Instructions for the task -> The answer should consist of each line below that contains the word "died".

Page transcription records

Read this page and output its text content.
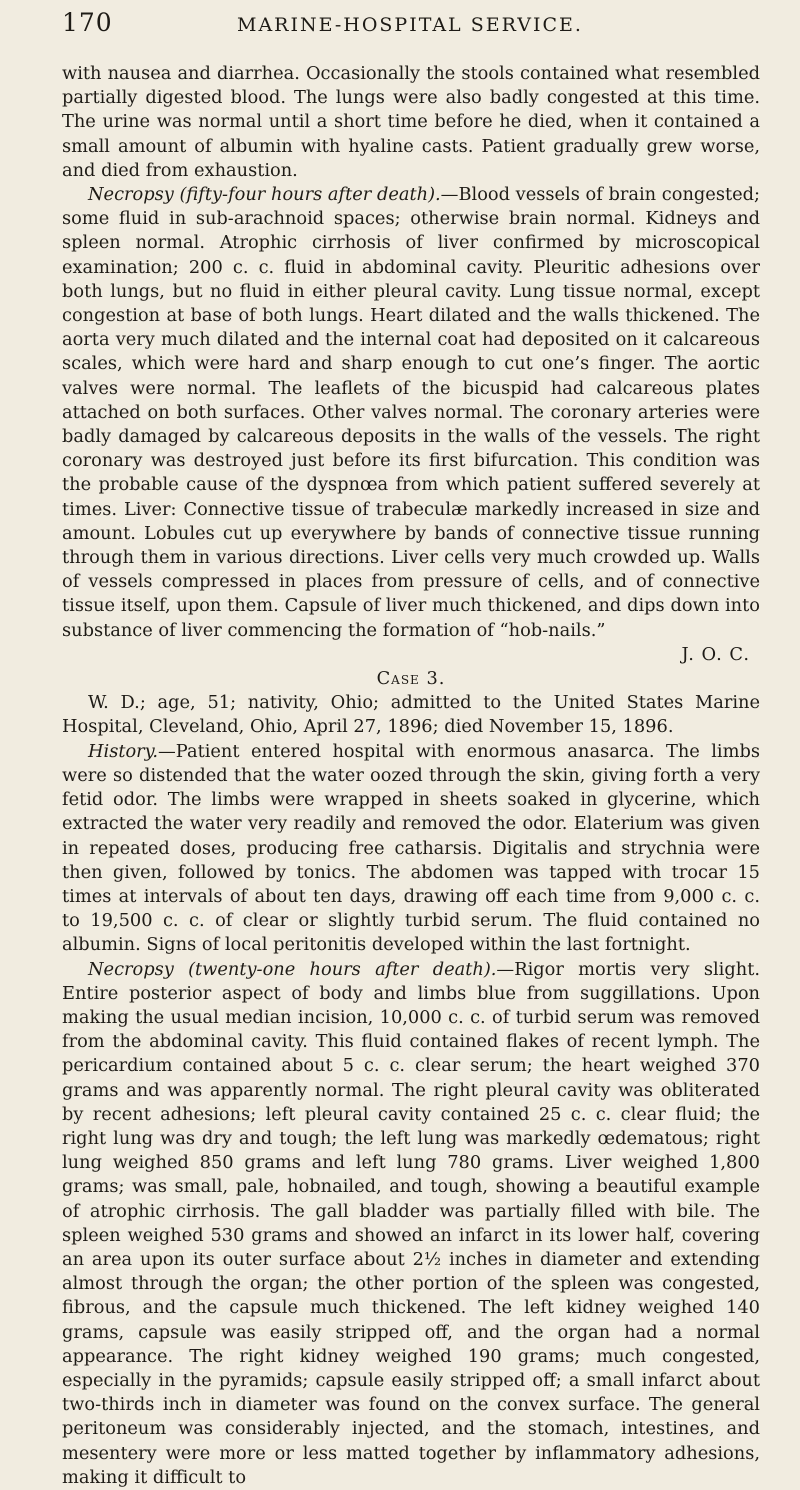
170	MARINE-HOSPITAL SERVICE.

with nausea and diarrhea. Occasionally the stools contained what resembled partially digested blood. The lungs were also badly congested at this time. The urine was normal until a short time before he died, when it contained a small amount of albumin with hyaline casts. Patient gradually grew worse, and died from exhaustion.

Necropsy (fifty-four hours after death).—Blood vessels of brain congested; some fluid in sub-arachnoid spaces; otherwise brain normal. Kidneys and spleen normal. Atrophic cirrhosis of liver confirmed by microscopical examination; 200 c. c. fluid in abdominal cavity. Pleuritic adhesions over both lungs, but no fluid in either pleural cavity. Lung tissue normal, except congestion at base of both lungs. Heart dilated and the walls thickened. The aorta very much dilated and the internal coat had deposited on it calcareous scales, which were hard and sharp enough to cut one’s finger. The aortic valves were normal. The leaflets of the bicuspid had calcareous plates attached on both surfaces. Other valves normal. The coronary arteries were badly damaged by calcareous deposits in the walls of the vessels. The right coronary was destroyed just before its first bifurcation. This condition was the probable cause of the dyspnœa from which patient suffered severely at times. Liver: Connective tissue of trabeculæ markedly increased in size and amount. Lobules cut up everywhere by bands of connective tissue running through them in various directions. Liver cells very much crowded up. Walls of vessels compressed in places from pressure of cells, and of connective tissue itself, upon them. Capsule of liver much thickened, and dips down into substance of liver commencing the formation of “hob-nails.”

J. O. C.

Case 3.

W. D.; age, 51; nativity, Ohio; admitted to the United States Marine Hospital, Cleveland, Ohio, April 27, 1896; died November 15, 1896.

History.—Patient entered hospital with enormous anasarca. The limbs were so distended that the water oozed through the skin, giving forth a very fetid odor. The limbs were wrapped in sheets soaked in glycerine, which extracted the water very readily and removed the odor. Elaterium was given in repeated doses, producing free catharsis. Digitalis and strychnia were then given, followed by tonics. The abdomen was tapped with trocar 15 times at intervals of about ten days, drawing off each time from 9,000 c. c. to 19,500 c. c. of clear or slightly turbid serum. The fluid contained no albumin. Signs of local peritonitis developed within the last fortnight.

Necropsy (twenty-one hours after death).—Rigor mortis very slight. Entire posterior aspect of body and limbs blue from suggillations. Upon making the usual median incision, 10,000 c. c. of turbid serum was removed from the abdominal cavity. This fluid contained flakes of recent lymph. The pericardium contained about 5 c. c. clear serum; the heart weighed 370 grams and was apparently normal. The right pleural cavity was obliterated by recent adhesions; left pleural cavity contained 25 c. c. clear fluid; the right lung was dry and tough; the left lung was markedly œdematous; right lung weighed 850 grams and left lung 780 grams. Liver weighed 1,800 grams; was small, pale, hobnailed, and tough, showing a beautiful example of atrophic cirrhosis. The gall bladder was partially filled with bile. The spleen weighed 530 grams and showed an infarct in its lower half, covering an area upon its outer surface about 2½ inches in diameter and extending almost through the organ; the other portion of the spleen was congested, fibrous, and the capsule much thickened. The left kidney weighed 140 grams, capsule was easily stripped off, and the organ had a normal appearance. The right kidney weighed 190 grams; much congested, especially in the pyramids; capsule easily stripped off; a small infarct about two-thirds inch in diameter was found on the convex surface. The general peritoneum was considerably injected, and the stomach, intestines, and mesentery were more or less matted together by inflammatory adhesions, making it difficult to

Exercise solution ->
with nausea and diarrhea. Occasionally the stools contained what resembled partially digested blood. The lungs were also badly congested at this time. The urine was normal until a short time before he died, when it contained a small amount of albumin with hyaline casts. Patient gradually grew worse, and died from exhaustion.
W. D.; age, 51; nativity, Ohio; admitted to the United States Marine Hospital, Cleveland, Ohio, April 27, 1896; died November 15, 1896.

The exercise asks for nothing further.